::: SOURCE MATERIAL
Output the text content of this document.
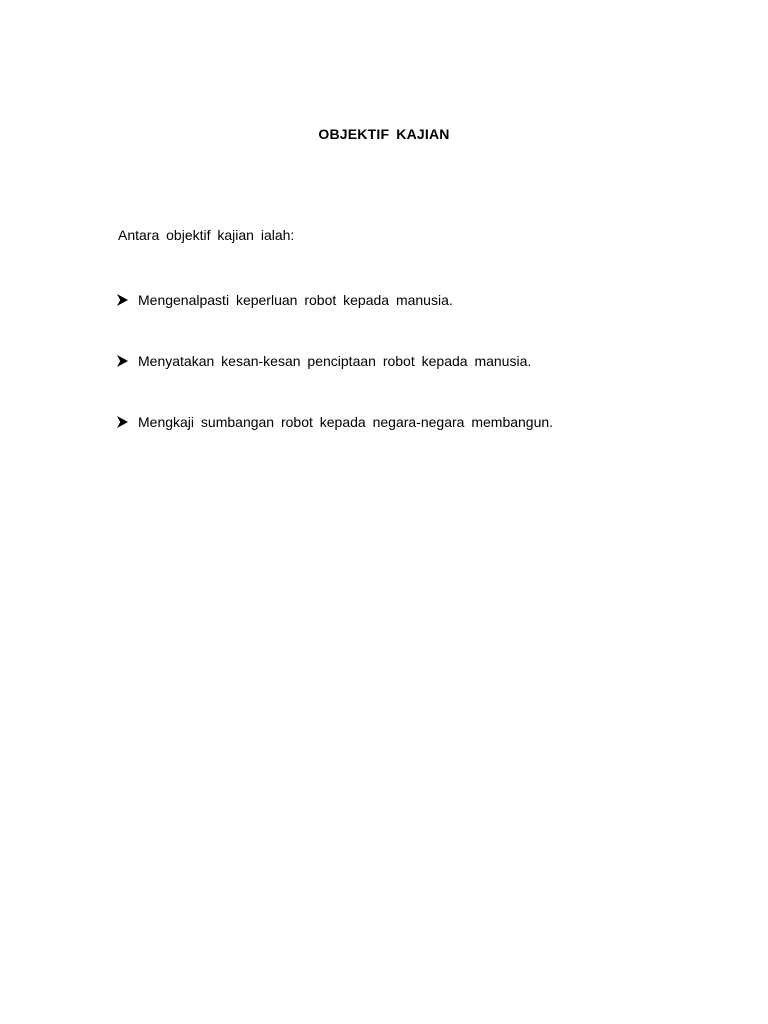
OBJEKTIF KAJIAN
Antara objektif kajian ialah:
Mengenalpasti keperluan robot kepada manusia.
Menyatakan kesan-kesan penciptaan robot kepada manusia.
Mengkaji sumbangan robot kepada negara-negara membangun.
::::::
### PROBLEM
Output an exact copy of the material, with the pictures removed.

### RESPONSE
Output the text content of this document.
OBJEKTIF KAJIAN
Antara objektif kajian ialah:
Mengenalpasti keperluan robot kepada manusia.
Menyatakan kesan-kesan penciptaan robot kepada manusia.
Mengkaji sumbangan robot kepada negara-negara membangun.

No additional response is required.